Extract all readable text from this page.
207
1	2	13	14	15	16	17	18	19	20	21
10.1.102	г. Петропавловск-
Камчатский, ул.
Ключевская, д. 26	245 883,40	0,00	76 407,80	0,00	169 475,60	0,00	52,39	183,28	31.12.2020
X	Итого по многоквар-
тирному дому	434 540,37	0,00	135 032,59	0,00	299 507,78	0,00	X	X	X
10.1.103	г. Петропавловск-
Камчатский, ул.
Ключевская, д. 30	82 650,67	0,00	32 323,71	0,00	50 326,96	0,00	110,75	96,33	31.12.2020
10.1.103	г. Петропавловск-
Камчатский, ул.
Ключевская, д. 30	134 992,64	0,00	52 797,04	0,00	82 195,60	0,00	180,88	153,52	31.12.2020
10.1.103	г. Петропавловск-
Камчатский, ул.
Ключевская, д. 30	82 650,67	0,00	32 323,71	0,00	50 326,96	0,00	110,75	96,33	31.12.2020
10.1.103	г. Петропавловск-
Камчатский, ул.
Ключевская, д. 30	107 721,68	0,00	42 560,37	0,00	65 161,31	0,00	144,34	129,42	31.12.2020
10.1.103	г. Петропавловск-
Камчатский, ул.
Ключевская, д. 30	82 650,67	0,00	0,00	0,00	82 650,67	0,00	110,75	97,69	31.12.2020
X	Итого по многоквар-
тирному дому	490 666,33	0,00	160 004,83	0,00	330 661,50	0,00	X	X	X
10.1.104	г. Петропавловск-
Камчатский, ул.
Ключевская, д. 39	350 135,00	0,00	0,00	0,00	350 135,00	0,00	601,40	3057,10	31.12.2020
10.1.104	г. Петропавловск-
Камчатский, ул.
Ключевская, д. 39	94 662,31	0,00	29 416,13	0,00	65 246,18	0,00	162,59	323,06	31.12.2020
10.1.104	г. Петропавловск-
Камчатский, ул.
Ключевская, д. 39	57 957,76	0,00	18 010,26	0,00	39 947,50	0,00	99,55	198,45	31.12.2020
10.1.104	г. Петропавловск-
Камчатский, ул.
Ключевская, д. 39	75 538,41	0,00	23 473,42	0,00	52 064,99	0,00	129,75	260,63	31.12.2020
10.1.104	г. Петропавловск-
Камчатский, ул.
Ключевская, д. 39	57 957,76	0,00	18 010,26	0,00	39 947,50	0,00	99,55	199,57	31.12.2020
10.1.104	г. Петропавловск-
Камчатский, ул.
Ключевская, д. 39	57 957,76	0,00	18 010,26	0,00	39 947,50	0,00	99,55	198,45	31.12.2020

○ ○ ○ ○ ○ ○ ○

## Set exercise
Type out all of the material again, word for word.

## Output for this task
Extract all readable text from this page.
207
1	2	13	14	15	16	17	18	19	20	21
10.1.102	г. Петропавловск-
Камчатский, ул.
Ключевская, д. 26	245 883,40	0,00	76 407,80	0,00	169 475,60	0,00	52,39	183,28	31.12.2020
X	Итого по многоквар-
тирному дому	434 540,37	0,00	135 032,59	0,00	299 507,78	0,00	X	X	X
10.1.103	г. Петропавловск-
Камчатский, ул.
Ключевская, д. 30	82 650,67	0,00	32 323,71	0,00	50 326,96	0,00	110,75	96,33	31.12.2020
10.1.103	г. Петропавловск-
Камчатский, ул.
Ключевская, д. 30	134 992,64	0,00	52 797,04	0,00	82 195,60	0,00	180,88	153,52	31.12.2020
10.1.103	г. Петропавловск-
Камчатский, ул.
Ключевская, д. 30	82 650,67	0,00	32 323,71	0,00	50 326,96	0,00	110,75	96,33	31.12.2020
10.1.103	г. Петропавловск-
Камчатский, ул.
Ключевская, д. 30	107 721,68	0,00	42 560,37	0,00	65 161,31	0,00	144,34	129,42	31.12.2020
10.1.103	г. Петропавловск-
Камчатский, ул.
Ключевская, д. 30	82 650,67	0,00	0,00	0,00	82 650,67	0,00	110,75	97,69	31.12.2020
X	Итого по многоквар-
тирному дому	490 666,33	0,00	160 004,83	0,00	330 661,50	0,00	X	X	X
10.1.104	г. Петропавловск-
Камчатский, ул.
Ключевская, д. 39	350 135,00	0,00	0,00	0,00	350 135,00	0,00	601,40	3057,10	31.12.2020
10.1.104	г. Петропавловск-
Камчатский, ул.
Ключевская, д. 39	94 662,31	0,00	29 416,13	0,00	65 246,18	0,00	162,59	323,06	31.12.2020
10.1.104	г. Петропавловск-
Камчатский, ул.
Ключевская, д. 39	57 957,76	0,00	18 010,26	0,00	39 947,50	0,00	99,55	198,45	31.12.2020
10.1.104	г. Петропавловск-
Камчатский, ул.
Ключевская, д. 39	75 538,41	0,00	23 473,42	0,00	52 064,99	0,00	129,75	260,63	31.12.2020
10.1.104	г. Петропавловск-
Камчатский, ул.
Ключевская, д. 39	57 957,76	0,00	18 010,26	0,00	39 947,50	0,00	99,55	199,57	31.12.2020
10.1.104	г. Петропавловск-
Камчатский, ул.
Ключевская, д. 39	57 957,76	0,00	18 010,26	0,00	39 947,50	0,00	99,55	198,45	31.12.2020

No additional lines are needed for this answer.